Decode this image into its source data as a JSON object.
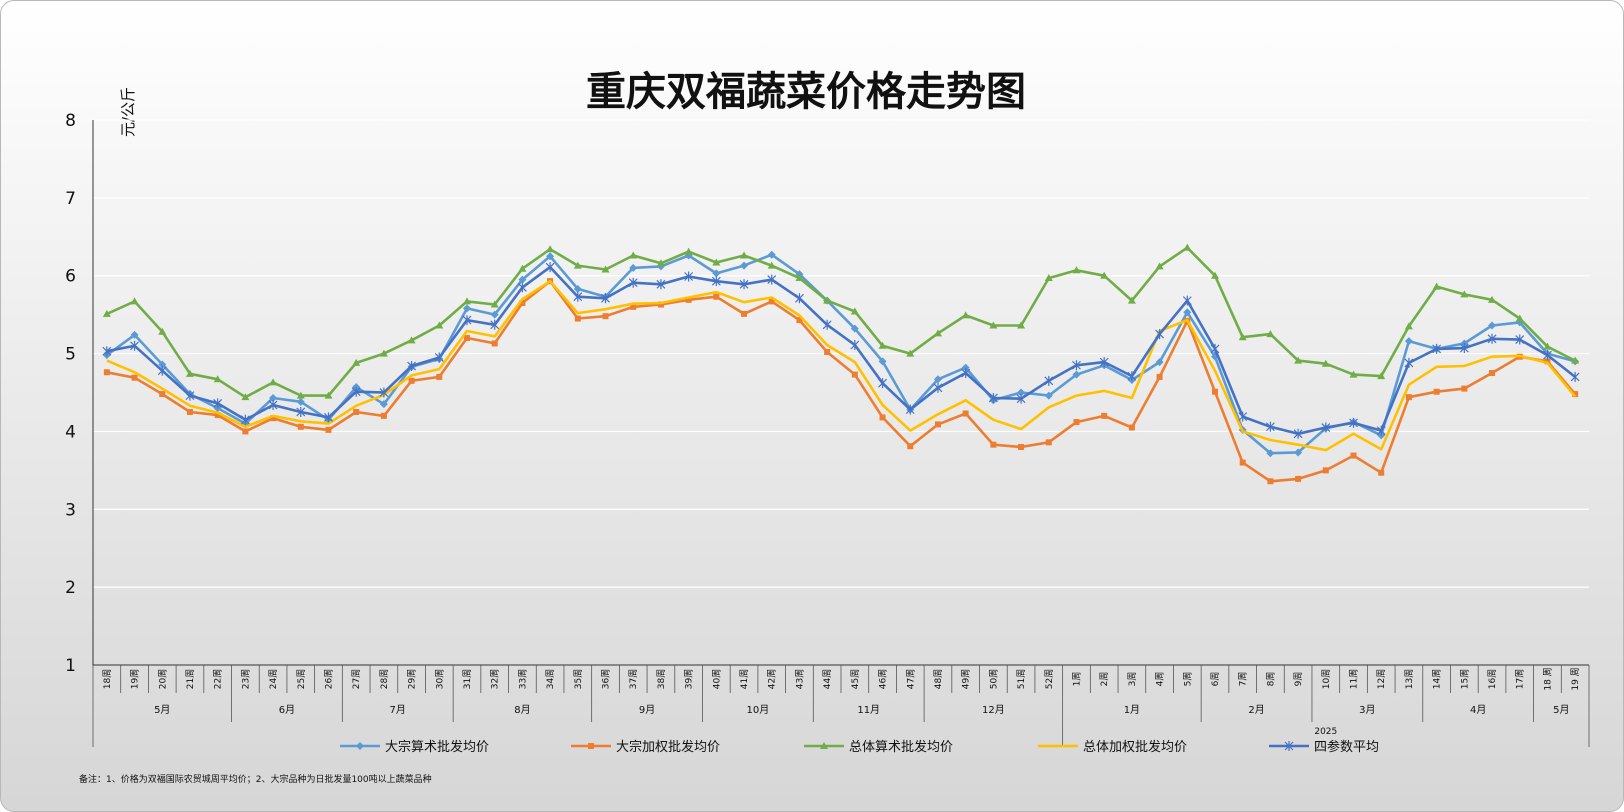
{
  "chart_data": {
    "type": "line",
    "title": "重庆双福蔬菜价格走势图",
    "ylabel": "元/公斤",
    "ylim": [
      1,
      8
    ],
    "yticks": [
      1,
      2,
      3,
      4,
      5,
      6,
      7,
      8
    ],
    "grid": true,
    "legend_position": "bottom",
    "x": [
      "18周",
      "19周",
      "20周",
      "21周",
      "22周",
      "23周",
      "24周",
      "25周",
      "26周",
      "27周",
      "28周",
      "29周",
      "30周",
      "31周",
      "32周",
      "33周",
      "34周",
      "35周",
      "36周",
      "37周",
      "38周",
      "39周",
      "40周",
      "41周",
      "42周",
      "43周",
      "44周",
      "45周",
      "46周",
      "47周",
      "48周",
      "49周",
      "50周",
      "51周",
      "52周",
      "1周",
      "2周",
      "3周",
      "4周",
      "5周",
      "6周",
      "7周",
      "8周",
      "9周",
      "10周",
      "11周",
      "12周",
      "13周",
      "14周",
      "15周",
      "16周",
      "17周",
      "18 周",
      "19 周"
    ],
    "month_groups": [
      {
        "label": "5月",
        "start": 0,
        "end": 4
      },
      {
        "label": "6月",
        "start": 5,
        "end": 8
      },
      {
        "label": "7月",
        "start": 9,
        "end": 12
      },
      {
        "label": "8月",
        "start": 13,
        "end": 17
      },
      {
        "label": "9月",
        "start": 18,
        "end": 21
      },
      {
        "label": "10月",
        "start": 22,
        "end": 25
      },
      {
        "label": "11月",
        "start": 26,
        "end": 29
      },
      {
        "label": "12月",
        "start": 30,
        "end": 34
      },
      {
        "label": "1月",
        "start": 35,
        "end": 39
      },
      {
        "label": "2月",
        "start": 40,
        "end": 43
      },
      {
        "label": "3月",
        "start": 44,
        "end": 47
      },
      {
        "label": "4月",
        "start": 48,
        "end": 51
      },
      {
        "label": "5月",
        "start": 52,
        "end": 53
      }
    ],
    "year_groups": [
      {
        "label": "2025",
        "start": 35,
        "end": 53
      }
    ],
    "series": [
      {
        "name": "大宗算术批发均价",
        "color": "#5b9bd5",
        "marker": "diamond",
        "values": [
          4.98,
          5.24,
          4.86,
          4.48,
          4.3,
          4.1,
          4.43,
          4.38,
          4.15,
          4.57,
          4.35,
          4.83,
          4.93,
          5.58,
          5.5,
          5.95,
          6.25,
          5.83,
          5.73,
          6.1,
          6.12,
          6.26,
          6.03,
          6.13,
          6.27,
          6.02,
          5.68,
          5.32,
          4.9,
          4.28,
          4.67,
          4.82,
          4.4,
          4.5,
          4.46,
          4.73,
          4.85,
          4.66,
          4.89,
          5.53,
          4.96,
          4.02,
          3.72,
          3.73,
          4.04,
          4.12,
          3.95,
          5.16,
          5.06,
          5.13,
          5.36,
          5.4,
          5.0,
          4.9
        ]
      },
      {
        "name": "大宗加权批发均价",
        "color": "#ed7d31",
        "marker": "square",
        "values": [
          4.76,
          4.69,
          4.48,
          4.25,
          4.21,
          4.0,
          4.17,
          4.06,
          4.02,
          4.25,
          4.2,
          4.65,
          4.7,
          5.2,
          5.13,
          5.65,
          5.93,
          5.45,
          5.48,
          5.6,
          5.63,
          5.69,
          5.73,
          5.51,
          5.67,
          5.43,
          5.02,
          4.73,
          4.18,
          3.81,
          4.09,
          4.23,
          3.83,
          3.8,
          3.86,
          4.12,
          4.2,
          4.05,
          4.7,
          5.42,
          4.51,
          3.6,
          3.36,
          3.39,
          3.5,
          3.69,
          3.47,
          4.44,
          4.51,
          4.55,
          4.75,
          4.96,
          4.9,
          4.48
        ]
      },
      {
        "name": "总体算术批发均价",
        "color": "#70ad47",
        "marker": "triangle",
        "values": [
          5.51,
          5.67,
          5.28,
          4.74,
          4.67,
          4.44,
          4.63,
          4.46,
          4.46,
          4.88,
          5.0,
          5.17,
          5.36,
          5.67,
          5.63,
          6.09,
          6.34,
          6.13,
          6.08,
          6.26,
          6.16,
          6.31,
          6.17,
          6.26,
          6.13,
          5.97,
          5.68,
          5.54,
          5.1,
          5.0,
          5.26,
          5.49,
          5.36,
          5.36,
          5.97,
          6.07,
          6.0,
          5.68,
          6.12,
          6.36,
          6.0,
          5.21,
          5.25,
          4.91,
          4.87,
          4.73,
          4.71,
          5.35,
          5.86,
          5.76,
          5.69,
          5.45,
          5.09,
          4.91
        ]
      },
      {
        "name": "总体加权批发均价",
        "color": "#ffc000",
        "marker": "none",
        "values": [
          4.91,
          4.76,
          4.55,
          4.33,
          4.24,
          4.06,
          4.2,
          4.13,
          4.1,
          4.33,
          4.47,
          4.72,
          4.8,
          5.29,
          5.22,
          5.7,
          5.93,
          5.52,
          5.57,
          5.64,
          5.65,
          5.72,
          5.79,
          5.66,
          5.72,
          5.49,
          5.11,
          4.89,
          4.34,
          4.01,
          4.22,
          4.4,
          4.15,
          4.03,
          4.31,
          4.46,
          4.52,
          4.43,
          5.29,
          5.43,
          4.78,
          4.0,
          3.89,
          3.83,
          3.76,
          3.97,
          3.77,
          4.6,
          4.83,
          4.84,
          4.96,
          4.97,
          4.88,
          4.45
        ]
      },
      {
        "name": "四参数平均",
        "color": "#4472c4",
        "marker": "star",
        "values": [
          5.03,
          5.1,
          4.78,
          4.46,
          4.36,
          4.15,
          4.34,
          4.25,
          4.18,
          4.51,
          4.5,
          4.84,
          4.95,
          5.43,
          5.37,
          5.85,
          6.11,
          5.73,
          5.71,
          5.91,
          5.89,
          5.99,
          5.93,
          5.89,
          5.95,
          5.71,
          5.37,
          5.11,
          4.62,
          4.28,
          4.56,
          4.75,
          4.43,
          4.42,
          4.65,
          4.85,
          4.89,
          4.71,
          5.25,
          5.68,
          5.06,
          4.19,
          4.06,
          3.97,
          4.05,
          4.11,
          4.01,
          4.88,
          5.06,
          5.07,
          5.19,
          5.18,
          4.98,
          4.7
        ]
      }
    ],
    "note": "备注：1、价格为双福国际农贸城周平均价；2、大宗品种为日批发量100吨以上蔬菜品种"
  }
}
§
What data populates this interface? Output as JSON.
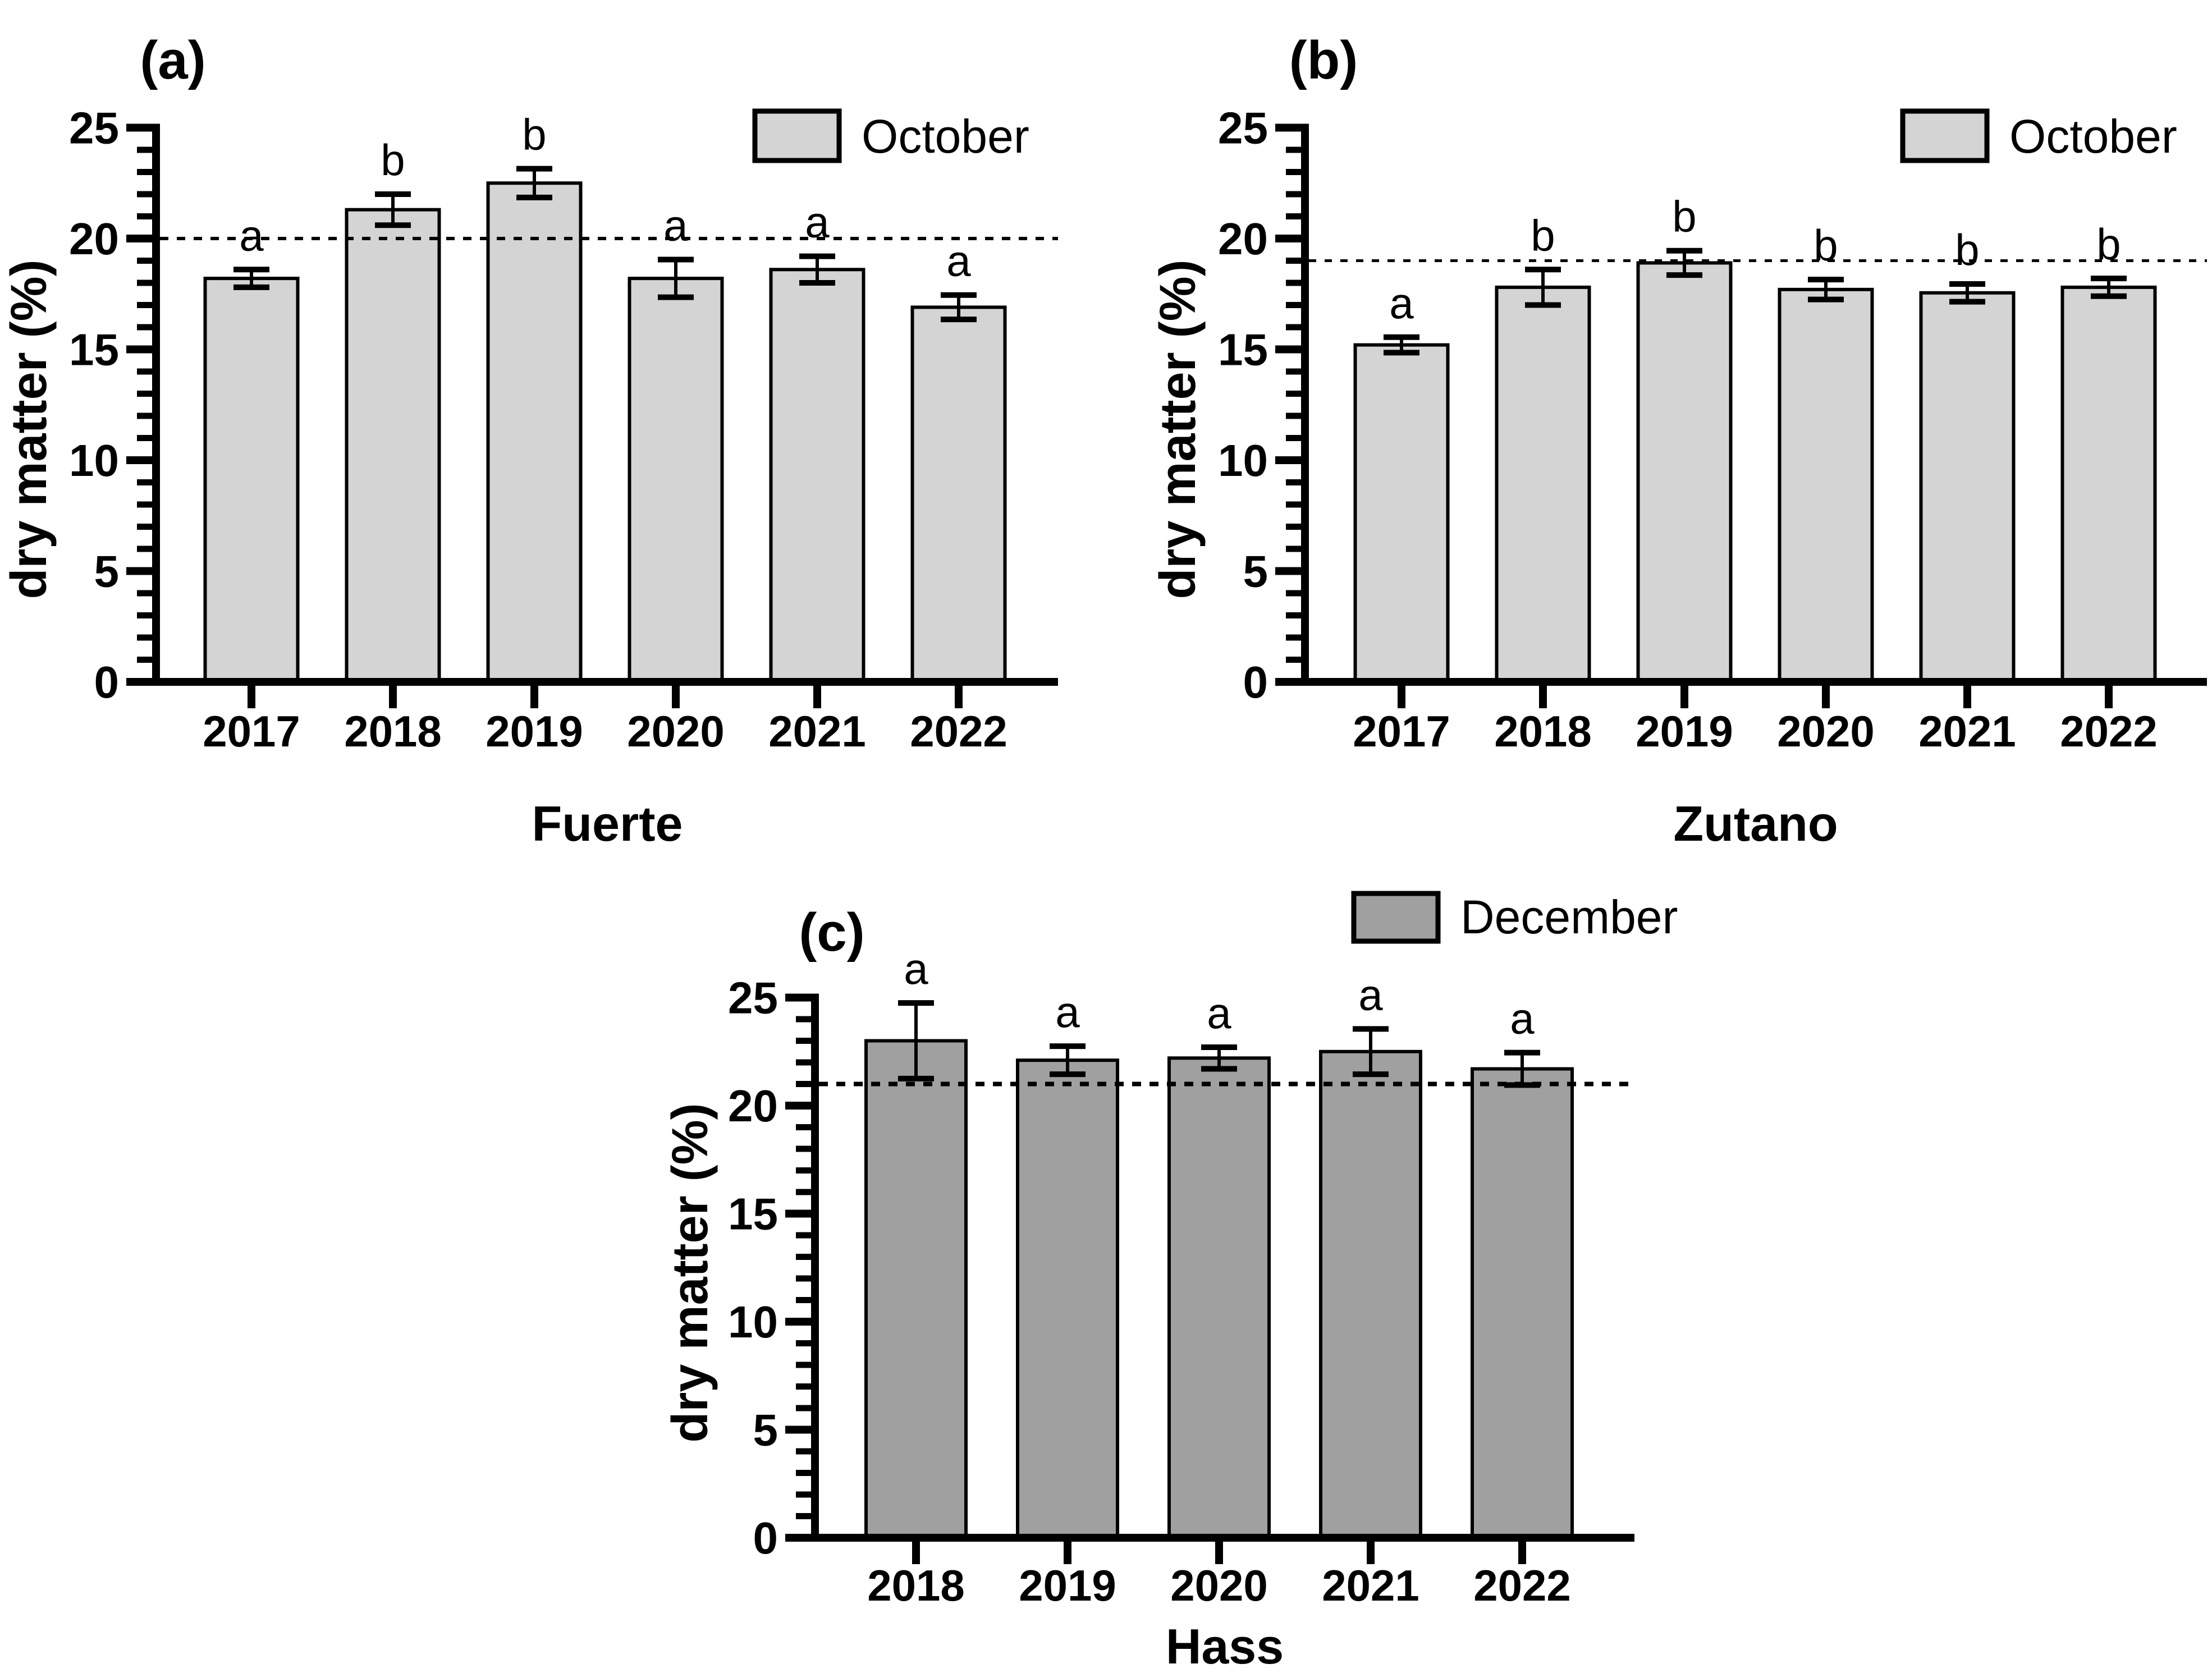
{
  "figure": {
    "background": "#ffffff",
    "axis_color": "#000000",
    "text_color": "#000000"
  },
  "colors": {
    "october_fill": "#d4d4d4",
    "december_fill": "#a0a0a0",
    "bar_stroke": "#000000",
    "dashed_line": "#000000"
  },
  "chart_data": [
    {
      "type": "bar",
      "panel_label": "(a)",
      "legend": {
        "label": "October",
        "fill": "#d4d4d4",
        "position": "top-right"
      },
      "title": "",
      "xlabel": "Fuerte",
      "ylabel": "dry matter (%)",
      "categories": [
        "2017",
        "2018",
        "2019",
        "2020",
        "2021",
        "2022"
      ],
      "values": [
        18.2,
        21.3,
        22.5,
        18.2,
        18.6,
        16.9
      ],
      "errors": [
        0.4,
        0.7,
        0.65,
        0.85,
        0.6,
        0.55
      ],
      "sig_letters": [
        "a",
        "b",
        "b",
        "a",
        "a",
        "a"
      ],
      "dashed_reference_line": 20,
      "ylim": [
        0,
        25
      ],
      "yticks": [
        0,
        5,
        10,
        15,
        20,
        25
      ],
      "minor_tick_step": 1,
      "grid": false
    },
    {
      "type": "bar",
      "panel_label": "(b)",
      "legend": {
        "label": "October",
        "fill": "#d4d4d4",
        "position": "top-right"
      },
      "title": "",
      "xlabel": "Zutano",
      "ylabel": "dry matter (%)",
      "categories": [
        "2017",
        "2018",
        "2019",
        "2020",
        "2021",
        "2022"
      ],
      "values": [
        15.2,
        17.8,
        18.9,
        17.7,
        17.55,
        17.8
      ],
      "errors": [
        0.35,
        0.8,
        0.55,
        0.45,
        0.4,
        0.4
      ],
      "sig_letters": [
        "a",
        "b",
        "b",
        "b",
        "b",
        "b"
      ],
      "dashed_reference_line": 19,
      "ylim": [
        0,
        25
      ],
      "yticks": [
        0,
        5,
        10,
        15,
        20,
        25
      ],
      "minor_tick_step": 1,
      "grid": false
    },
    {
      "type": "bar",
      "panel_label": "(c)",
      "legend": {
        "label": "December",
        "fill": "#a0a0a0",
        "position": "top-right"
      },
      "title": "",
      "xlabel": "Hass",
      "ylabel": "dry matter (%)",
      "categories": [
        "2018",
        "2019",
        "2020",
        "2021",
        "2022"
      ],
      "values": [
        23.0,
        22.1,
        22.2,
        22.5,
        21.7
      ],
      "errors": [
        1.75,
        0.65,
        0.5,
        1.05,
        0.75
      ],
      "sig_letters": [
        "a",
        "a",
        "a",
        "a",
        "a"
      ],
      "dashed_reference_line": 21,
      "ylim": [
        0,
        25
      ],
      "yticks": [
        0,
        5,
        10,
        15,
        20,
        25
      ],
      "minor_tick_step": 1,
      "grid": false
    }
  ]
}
§
◆ **Requirement**
Check each line of the data above for the word "xlabel" and say how many lines contain it, giving nothing besides the number.

◆ **Reply to the exercise**
3